Aim of the task – Check every line below for the word "name" and copy each one that has it.

═══ Listing ═══

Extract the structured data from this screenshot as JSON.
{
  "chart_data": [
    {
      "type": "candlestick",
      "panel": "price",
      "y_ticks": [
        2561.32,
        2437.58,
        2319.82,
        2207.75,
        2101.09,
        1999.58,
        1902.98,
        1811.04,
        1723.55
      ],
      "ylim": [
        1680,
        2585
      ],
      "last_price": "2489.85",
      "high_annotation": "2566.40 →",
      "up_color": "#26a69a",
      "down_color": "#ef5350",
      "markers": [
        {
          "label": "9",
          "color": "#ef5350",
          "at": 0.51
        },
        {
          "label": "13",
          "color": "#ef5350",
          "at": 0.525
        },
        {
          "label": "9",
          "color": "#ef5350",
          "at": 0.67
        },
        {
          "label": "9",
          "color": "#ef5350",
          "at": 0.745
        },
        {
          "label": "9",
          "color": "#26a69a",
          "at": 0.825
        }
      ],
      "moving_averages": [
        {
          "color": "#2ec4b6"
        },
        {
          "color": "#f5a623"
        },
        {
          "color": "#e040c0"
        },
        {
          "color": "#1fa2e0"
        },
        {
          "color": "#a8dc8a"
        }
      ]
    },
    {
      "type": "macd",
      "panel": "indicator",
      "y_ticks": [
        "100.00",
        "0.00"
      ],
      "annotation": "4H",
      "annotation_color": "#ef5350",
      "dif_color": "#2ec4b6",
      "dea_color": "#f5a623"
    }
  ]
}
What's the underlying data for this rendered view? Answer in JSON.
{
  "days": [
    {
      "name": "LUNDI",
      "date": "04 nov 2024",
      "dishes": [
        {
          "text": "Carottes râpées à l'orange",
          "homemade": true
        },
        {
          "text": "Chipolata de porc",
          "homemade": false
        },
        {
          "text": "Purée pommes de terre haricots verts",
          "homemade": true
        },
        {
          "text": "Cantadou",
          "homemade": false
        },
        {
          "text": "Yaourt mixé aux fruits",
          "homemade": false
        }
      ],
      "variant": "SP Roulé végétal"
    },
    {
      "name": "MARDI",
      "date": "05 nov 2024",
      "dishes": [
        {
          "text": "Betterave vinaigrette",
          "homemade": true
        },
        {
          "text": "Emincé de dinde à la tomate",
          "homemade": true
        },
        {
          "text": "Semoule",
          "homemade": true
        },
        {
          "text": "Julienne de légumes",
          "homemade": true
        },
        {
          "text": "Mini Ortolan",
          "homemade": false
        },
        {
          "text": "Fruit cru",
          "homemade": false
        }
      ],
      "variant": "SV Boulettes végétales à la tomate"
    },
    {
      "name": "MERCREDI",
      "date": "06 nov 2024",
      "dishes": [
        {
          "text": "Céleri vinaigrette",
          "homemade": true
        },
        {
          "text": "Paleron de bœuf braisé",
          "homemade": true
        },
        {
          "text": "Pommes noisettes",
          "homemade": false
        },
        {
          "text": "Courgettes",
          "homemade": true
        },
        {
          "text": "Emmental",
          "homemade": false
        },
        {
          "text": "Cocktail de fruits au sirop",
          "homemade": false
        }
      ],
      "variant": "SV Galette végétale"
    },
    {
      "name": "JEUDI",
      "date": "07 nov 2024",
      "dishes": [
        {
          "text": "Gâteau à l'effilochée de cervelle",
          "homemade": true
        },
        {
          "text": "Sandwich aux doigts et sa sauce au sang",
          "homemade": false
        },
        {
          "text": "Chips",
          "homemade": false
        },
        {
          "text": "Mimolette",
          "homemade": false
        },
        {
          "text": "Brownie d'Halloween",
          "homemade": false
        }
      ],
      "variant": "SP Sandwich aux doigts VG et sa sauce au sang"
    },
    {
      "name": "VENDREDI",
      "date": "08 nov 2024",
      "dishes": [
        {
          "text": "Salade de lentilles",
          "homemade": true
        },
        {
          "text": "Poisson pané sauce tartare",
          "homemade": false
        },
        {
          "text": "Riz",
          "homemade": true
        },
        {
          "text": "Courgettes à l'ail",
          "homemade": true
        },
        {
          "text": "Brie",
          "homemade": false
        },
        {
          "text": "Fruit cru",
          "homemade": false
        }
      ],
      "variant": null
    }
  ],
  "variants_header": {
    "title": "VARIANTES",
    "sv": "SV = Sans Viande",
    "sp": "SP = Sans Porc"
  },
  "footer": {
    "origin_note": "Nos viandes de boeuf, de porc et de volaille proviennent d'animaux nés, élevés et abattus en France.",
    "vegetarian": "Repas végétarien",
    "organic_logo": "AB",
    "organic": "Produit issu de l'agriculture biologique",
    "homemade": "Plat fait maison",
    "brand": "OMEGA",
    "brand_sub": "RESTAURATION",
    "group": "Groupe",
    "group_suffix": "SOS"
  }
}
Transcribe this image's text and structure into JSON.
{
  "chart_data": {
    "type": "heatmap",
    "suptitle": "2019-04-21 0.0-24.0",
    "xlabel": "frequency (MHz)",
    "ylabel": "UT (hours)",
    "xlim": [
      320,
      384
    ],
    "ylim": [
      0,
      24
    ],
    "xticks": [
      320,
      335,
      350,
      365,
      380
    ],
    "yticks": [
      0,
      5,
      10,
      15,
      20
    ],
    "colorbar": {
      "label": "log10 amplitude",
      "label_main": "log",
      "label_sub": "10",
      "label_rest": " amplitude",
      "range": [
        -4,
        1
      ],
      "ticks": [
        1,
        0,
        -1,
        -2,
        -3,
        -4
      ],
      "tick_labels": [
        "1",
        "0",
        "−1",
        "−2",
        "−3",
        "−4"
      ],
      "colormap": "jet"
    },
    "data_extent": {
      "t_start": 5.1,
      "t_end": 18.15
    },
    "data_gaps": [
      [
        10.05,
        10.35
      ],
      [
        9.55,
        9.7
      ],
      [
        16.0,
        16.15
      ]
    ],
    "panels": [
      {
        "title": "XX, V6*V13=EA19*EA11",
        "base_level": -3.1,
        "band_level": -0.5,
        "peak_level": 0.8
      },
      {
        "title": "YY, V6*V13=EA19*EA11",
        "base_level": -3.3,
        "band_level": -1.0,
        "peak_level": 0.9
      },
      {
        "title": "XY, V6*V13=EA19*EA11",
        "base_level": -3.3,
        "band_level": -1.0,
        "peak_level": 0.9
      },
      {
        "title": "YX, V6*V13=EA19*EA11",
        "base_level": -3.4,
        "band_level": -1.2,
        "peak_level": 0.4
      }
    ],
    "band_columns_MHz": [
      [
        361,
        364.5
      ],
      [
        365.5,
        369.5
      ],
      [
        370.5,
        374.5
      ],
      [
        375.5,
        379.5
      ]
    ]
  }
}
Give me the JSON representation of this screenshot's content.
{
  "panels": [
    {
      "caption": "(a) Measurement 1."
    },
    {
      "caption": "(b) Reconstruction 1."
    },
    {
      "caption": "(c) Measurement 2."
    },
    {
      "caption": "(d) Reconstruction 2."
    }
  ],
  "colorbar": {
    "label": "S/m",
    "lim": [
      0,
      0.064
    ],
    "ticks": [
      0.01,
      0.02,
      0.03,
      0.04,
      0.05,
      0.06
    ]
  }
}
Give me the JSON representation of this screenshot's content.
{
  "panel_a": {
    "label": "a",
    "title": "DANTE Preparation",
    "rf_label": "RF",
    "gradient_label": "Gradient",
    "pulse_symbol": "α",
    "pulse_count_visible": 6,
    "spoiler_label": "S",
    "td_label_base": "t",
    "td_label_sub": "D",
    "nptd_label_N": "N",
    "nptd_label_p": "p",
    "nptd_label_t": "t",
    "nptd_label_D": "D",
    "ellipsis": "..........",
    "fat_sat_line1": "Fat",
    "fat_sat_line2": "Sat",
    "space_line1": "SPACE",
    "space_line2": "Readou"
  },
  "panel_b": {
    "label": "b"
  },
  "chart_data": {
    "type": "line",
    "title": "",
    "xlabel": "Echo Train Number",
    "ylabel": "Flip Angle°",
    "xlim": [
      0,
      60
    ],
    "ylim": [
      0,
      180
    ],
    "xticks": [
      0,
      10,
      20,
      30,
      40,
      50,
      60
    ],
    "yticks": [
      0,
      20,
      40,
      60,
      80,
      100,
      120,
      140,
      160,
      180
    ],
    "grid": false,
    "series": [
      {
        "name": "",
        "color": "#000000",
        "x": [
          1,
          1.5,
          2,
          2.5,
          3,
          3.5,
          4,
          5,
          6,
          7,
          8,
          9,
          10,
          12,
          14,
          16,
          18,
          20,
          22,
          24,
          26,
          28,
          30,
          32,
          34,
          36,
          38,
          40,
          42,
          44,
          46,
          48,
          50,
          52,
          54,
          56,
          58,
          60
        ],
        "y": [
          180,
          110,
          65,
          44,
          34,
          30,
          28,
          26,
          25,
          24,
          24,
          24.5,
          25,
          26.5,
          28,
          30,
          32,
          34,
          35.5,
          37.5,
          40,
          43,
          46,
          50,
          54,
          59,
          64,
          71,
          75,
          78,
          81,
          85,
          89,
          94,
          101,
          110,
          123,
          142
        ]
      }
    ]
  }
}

═══

Response for this exercise –
      "name": "LUNDI",
      "name": "MARDI",
      "name": "MERCREDI",
      "name": "JEUDI",
      "name": "VENDREDI",
        "name": "",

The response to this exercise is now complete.